- _Exercise instructions_: Using the listing below, extract each line that has the word "neque" in it.

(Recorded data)
*****

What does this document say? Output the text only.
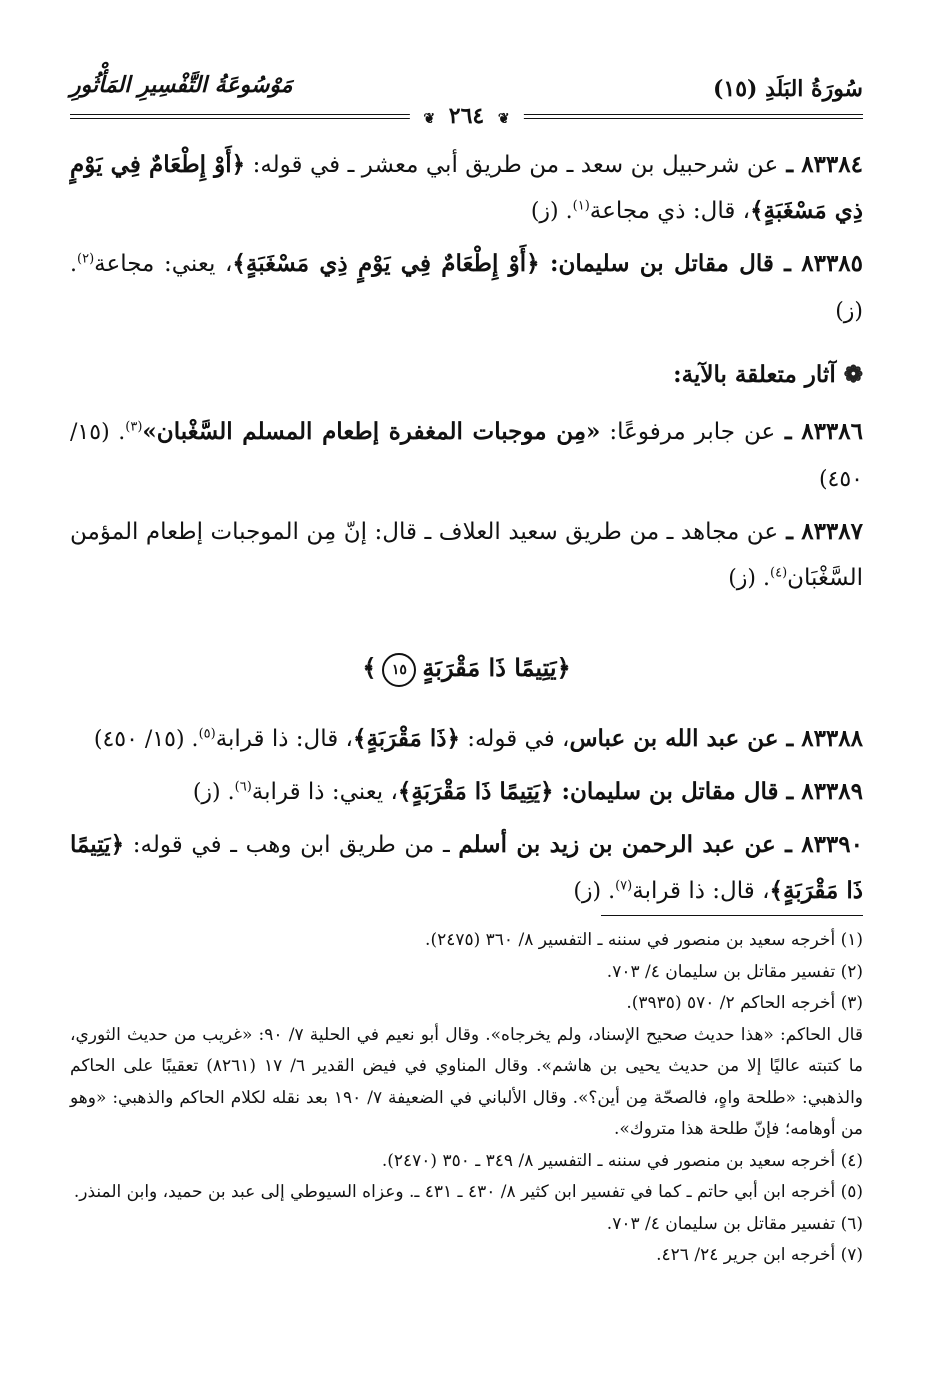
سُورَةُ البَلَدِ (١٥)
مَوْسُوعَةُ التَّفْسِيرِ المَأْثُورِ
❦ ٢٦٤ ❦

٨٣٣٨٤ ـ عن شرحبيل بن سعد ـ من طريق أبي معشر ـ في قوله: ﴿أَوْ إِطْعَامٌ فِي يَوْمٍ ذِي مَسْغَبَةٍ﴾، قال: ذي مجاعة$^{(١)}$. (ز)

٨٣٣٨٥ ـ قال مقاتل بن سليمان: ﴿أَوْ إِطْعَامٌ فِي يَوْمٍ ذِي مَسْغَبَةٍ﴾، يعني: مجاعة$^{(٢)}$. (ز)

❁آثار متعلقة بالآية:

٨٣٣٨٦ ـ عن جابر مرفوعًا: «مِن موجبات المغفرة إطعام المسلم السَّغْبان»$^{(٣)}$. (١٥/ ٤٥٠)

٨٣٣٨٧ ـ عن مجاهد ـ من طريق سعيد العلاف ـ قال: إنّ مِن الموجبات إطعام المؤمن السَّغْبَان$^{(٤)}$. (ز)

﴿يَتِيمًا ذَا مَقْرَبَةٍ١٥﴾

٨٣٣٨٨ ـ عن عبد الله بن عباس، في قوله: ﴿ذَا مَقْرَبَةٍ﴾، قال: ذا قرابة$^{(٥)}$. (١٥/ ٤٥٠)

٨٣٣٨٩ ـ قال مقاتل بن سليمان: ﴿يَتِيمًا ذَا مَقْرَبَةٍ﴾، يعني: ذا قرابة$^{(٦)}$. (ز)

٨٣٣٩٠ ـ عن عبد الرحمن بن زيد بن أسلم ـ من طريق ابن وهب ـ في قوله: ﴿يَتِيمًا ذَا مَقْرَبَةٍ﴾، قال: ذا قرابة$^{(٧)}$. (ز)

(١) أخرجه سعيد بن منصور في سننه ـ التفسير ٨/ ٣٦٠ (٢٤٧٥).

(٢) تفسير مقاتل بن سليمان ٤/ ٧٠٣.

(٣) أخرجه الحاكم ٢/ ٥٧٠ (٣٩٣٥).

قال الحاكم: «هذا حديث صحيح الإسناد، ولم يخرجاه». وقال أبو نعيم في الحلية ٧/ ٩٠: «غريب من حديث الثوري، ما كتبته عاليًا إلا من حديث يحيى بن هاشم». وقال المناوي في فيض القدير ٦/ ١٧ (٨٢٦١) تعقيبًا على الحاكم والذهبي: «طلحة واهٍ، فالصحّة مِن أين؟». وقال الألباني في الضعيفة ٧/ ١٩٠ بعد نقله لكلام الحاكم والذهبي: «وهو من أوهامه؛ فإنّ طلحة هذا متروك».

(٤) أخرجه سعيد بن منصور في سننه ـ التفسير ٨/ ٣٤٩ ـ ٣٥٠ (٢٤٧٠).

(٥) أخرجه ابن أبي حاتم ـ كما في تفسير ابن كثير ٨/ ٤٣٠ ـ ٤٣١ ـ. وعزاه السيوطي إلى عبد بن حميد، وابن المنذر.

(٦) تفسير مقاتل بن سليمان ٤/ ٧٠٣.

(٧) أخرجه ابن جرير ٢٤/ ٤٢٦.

*****

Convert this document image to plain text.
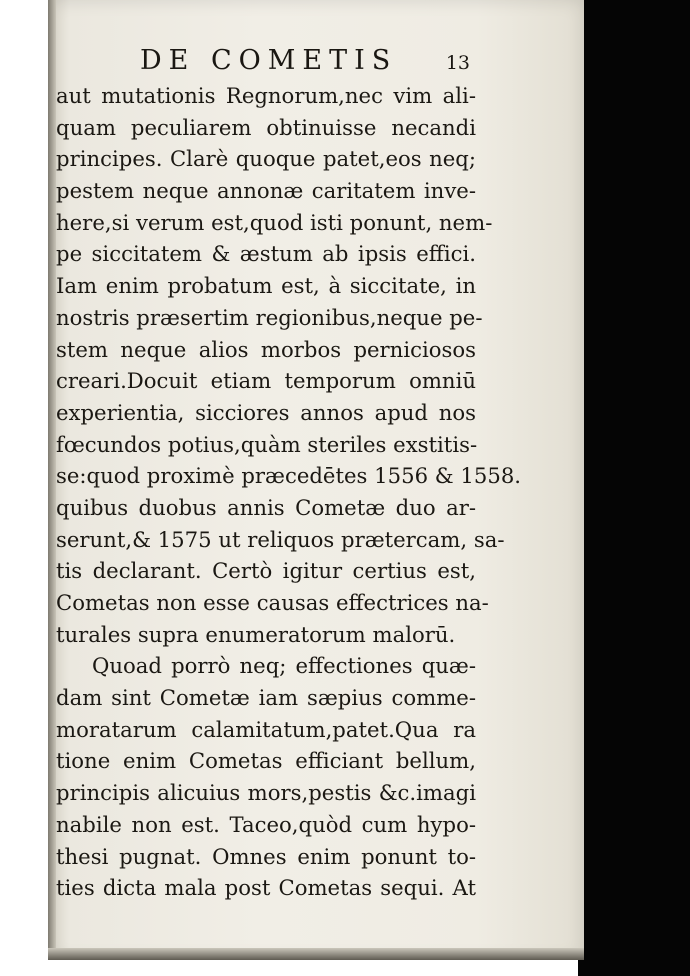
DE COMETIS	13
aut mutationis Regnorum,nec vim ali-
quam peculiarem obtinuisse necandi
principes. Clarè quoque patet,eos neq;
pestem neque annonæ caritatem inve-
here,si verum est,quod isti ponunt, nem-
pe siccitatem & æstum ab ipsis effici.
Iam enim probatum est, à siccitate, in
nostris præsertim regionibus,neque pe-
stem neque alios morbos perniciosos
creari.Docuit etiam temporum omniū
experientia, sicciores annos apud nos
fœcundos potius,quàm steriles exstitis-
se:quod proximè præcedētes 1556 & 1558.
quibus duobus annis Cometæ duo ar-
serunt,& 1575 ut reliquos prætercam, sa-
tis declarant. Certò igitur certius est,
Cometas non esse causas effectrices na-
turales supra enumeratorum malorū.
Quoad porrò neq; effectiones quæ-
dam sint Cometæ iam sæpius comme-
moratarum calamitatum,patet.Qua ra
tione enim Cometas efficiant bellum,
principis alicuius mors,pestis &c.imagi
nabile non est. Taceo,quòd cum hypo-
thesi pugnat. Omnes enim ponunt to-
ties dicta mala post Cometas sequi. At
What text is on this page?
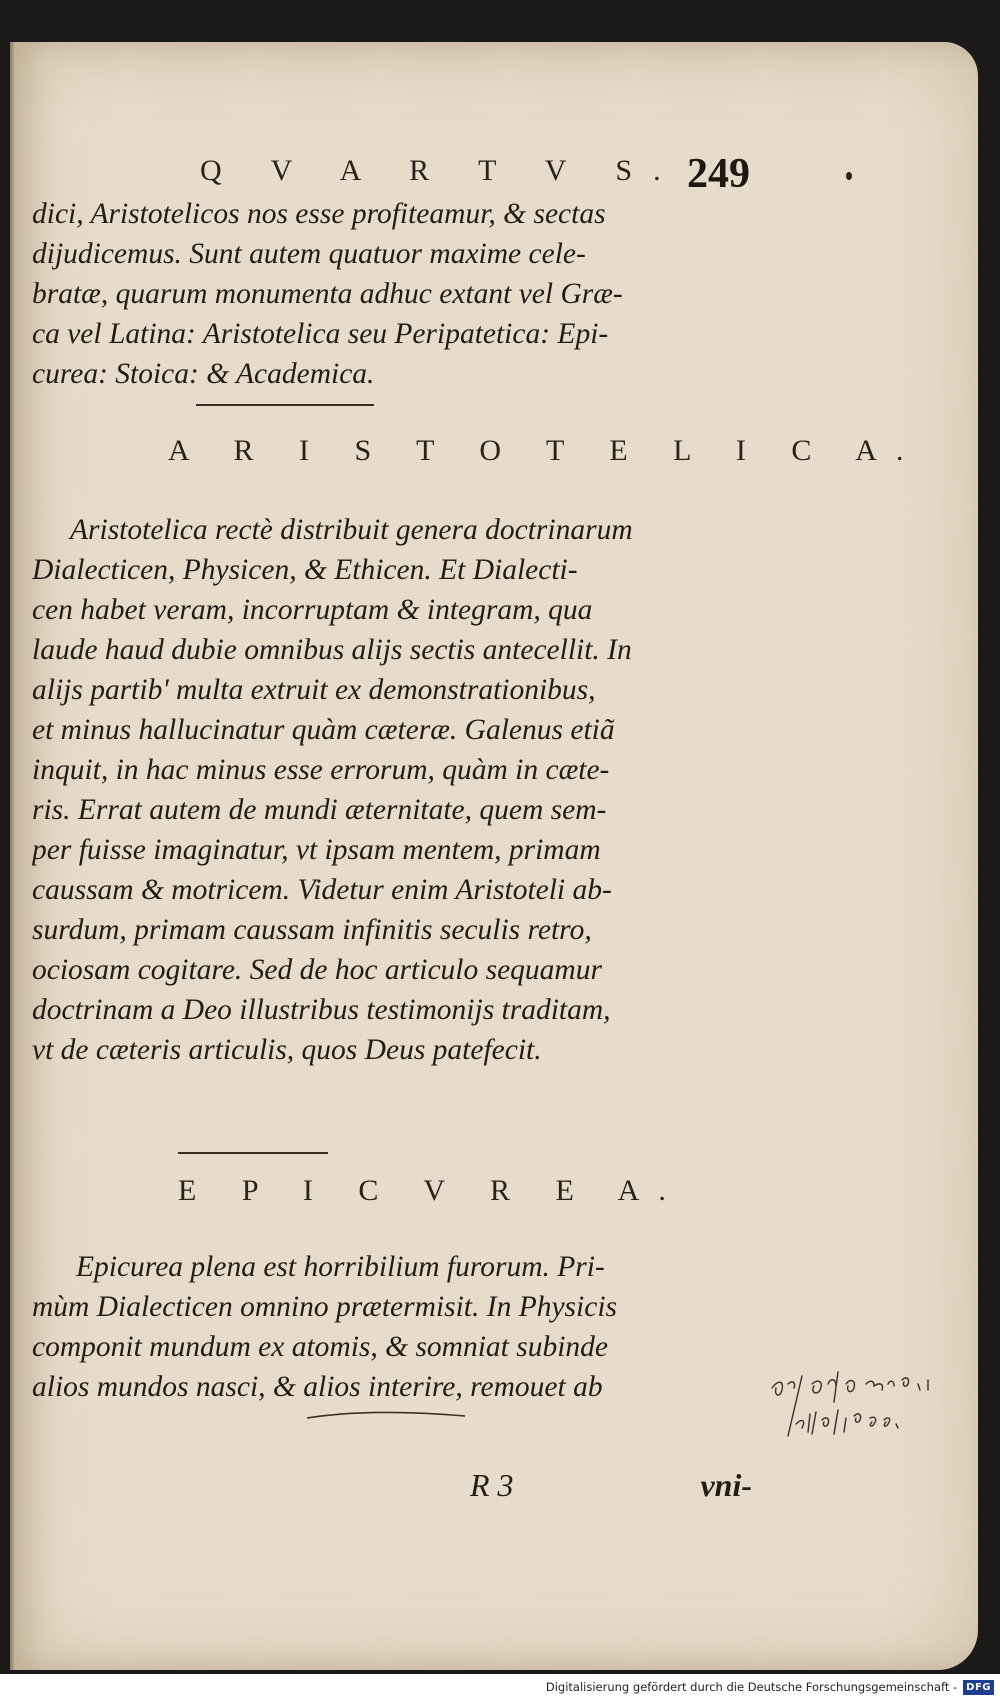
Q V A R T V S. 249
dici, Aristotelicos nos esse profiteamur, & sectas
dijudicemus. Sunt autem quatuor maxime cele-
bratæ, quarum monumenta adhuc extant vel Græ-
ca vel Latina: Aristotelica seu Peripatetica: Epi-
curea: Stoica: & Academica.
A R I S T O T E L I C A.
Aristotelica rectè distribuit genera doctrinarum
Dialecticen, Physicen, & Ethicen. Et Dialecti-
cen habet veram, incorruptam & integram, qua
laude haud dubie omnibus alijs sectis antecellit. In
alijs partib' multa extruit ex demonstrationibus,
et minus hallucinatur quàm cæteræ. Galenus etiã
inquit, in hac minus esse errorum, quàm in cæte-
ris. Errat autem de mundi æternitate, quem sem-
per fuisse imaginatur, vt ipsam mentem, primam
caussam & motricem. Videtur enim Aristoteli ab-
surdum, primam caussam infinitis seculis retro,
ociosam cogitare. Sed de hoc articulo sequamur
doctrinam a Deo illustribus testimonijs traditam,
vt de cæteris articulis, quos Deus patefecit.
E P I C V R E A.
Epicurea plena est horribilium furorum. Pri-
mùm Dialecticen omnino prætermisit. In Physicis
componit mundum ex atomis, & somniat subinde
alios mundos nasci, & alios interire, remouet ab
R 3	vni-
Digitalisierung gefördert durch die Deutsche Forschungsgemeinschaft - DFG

*****

- _Result_:
pestem neque annonæ caritatem inve-
nostris præsertim regionibus,neque pe-
stem neque alios morbos perniciosos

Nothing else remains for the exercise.